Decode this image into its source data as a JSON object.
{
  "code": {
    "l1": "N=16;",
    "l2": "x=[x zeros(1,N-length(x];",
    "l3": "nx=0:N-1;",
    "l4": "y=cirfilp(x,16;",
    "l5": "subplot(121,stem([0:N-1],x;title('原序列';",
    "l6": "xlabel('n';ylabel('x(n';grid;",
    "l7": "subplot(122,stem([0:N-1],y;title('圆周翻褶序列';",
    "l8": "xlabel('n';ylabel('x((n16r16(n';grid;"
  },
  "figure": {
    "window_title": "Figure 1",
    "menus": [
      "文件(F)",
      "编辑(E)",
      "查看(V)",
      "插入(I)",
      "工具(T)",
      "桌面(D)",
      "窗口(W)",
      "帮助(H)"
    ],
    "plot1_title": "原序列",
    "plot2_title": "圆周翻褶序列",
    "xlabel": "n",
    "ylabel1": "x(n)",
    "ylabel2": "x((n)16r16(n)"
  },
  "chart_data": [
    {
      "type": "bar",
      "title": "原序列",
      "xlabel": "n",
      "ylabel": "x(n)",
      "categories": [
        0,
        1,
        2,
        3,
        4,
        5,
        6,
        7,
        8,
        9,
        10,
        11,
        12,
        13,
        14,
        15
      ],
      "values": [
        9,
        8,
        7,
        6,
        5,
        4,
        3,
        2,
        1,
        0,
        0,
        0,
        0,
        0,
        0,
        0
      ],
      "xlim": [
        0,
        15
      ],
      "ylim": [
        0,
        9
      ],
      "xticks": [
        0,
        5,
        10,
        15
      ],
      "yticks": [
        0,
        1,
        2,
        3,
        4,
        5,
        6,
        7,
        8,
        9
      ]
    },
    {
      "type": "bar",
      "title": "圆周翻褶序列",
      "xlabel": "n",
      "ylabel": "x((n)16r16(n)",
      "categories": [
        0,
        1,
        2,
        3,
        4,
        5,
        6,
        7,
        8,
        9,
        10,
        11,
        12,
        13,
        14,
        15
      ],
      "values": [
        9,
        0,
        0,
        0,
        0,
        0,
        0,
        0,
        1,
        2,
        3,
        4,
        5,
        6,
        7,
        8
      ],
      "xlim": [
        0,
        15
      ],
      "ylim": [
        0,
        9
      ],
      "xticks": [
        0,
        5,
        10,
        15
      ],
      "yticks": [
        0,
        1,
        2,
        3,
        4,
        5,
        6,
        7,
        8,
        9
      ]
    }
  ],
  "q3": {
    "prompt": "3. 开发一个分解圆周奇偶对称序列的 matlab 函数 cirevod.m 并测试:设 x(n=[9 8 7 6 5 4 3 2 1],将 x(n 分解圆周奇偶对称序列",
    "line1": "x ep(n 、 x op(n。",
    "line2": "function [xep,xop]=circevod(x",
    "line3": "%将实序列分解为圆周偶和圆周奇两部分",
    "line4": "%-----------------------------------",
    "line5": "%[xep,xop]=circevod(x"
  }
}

EXERCISE REQUIREMENTS —
Select and copy every line of the listing with the word "subplot".

ANSWER TO THIS TASK —
    "l5": "subplot(121,stem([0:N-1],x;title('原序列';",
    "l7": "subplot(122,stem([0:N-1],y;title('圆周翻褶序列';",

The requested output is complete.